━━━ Material for this exercise ━━━
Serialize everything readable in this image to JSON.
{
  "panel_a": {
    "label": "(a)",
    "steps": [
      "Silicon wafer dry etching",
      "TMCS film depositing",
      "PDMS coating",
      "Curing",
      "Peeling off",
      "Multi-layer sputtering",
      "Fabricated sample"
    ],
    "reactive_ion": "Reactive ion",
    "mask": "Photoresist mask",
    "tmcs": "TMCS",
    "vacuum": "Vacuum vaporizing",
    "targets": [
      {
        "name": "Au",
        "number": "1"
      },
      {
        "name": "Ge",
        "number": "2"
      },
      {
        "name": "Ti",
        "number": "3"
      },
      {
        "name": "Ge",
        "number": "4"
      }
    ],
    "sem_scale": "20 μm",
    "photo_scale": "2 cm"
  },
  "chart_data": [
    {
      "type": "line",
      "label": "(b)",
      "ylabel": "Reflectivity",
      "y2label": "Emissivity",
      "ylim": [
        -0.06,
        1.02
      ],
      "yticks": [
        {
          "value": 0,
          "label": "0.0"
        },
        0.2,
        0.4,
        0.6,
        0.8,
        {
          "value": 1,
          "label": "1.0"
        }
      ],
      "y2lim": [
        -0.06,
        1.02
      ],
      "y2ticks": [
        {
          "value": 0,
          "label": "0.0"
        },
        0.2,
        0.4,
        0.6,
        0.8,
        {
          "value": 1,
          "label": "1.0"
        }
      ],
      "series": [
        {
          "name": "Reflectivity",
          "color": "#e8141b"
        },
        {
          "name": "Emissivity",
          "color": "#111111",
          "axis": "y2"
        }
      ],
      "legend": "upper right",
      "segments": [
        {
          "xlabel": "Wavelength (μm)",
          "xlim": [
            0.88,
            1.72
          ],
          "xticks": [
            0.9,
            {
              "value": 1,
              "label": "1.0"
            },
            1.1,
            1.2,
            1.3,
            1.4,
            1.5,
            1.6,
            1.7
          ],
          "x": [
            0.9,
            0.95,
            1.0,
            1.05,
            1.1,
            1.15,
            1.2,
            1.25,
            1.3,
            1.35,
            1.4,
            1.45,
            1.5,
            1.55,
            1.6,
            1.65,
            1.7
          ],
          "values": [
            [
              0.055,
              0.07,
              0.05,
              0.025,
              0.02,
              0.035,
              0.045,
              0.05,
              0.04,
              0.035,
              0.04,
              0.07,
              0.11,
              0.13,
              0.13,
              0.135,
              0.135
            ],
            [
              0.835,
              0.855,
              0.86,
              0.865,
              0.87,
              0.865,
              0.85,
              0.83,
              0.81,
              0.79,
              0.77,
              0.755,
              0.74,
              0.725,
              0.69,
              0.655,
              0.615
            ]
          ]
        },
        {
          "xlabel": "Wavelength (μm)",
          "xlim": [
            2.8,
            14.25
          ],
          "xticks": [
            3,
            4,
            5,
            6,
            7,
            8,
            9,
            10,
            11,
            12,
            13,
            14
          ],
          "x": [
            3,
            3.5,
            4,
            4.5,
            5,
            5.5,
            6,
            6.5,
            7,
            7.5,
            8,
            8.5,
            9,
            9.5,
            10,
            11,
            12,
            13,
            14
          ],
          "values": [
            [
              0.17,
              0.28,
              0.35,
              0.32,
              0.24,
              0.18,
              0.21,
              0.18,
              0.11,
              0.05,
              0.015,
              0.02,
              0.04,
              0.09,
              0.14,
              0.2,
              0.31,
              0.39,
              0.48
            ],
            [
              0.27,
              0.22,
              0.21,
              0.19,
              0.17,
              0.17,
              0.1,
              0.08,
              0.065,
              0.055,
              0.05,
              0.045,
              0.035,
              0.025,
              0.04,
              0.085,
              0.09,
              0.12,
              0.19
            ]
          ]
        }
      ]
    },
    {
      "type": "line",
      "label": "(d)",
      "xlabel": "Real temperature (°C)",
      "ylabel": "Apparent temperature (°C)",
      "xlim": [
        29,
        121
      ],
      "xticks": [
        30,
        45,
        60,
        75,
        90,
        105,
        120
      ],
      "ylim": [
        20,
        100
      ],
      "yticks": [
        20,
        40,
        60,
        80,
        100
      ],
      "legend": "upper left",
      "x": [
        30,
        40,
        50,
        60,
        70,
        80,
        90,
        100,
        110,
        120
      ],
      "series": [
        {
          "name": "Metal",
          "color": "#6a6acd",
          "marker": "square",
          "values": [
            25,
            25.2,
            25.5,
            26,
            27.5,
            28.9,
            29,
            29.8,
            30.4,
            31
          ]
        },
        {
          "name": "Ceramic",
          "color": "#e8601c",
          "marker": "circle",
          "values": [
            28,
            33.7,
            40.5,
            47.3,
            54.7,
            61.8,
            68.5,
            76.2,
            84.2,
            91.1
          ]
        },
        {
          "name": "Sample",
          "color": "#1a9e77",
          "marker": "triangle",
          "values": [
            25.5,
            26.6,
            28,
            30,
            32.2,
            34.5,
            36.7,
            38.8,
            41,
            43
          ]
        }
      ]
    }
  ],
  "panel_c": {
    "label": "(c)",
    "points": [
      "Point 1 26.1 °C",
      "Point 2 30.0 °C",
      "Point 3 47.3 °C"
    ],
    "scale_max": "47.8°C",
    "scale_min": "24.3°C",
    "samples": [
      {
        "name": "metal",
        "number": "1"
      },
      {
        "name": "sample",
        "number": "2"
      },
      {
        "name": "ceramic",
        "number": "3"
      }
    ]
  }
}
━━━
### Requirement
All of the lines above need to be given again exactly.

### Exercise result
Serialize everything readable in this image to JSON.
{
  "panel_a": {
    "label": "(a)",
    "steps": [
      "Silicon wafer dry etching",
      "TMCS film depositing",
      "PDMS coating",
      "Curing",
      "Peeling off",
      "Multi-layer sputtering",
      "Fabricated sample"
    ],
    "reactive_ion": "Reactive ion",
    "mask": "Photoresist mask",
    "tmcs": "TMCS",
    "vacuum": "Vacuum vaporizing",
    "targets": [
      {
        "name": "Au",
        "number": "1"
      },
      {
        "name": "Ge",
        "number": "2"
      },
      {
        "name": "Ti",
        "number": "3"
      },
      {
        "name": "Ge",
        "number": "4"
      }
    ],
    "sem_scale": "20 μm",
    "photo_scale": "2 cm"
  },
  "chart_data": [
    {
      "type": "line",
      "label": "(b)",
      "ylabel": "Reflectivity",
      "y2label": "Emissivity",
      "ylim": [
        -0.06,
        1.02
      ],
      "yticks": [
        {
          "value": 0,
          "label": "0.0"
        },
        0.2,
        0.4,
        0.6,
        0.8,
        {
          "value": 1,
          "label": "1.0"
        }
      ],
      "y2lim": [
        -0.06,
        1.02
      ],
      "y2ticks": [
        {
          "value": 0,
          "label": "0.0"
        },
        0.2,
        0.4,
        0.6,
        0.8,
        {
          "value": 1,
          "label": "1.0"
        }
      ],
      "series": [
        {
          "name": "Reflectivity",
          "color": "#e8141b"
        },
        {
          "name": "Emissivity",
          "color": "#111111",
          "axis": "y2"
        }
      ],
      "legend": "upper right",
      "segments": [
        {
          "xlabel": "Wavelength (μm)",
          "xlim": [
            0.88,
            1.72
          ],
          "xticks": [
            0.9,
            {
              "value": 1,
              "label": "1.0"
            },
            1.1,
            1.2,
            1.3,
            1.4,
            1.5,
            1.6,
            1.7
          ],
          "x": [
            0.9,
            0.95,
            1.0,
            1.05,
            1.1,
            1.15,
            1.2,
            1.25,
            1.3,
            1.35,
            1.4,
            1.45,
            1.5,
            1.55,
            1.6,
            1.65,
            1.7
          ],
          "values": [
            [
              0.055,
              0.07,
              0.05,
              0.025,
              0.02,
              0.035,
              0.045,
              0.05,
              0.04,
              0.035,
              0.04,
              0.07,
              0.11,
              0.13,
              0.13,
              0.135,
              0.135
            ],
            [
              0.835,
              0.855,
              0.86,
              0.865,
              0.87,
              0.865,
              0.85,
              0.83,
              0.81,
              0.79,
              0.77,
              0.755,
              0.74,
              0.725,
              0.69,
              0.655,
              0.615
            ]
          ]
        },
        {
          "xlabel": "Wavelength (μm)",
          "xlim": [
            2.8,
            14.25
          ],
          "xticks": [
            3,
            4,
            5,
            6,
            7,
            8,
            9,
            10,
            11,
            12,
            13,
            14
          ],
          "x": [
            3,
            3.5,
            4,
            4.5,
            5,
            5.5,
            6,
            6.5,
            7,
            7.5,
            8,
            8.5,
            9,
            9.5,
            10,
            11,
            12,
            13,
            14
          ],
          "values": [
            [
              0.17,
              0.28,
              0.35,
              0.32,
              0.24,
              0.18,
              0.21,
              0.18,
              0.11,
              0.05,
              0.015,
              0.02,
              0.04,
              0.09,
              0.14,
              0.2,
              0.31,
              0.39,
              0.48
            ],
            [
              0.27,
              0.22,
              0.21,
              0.19,
              0.17,
              0.17,
              0.1,
              0.08,
              0.065,
              0.055,
              0.05,
              0.045,
              0.035,
              0.025,
              0.04,
              0.085,
              0.09,
              0.12,
              0.19
            ]
          ]
        }
      ]
    },
    {
      "type": "line",
      "label": "(d)",
      "xlabel": "Real temperature (°C)",
      "ylabel": "Apparent temperature (°C)",
      "xlim": [
        29,
        121
      ],
      "xticks": [
        30,
        45,
        60,
        75,
        90,
        105,
        120
      ],
      "ylim": [
        20,
        100
      ],
      "yticks": [
        20,
        40,
        60,
        80,
        100
      ],
      "legend": "upper left",
      "x": [
        30,
        40,
        50,
        60,
        70,
        80,
        90,
        100,
        110,
        120
      ],
      "series": [
        {
          "name": "Metal",
          "color": "#6a6acd",
          "marker": "square",
          "values": [
            25,
            25.2,
            25.5,
            26,
            27.5,
            28.9,
            29,
            29.8,
            30.4,
            31
          ]
        },
        {
          "name": "Ceramic",
          "color": "#e8601c",
          "marker": "circle",
          "values": [
            28,
            33.7,
            40.5,
            47.3,
            54.7,
            61.8,
            68.5,
            76.2,
            84.2,
            91.1
          ]
        },
        {
          "name": "Sample",
          "color": "#1a9e77",
          "marker": "triangle",
          "values": [
            25.5,
            26.6,
            28,
            30,
            32.2,
            34.5,
            36.7,
            38.8,
            41,
            43
          ]
        }
      ]
    }
  ],
  "panel_c": {
    "label": "(c)",
    "points": [
      "Point 1 26.1 °C",
      "Point 2 30.0 °C",
      "Point 3 47.3 °C"
    ],
    "scale_max": "47.8°C",
    "scale_min": "24.3°C",
    "samples": [
      {
        "name": "metal",
        "number": "1"
      },
      {
        "name": "sample",
        "number": "2"
      },
      {
        "name": "ceramic",
        "number": "3"
      }
    ]
  }
}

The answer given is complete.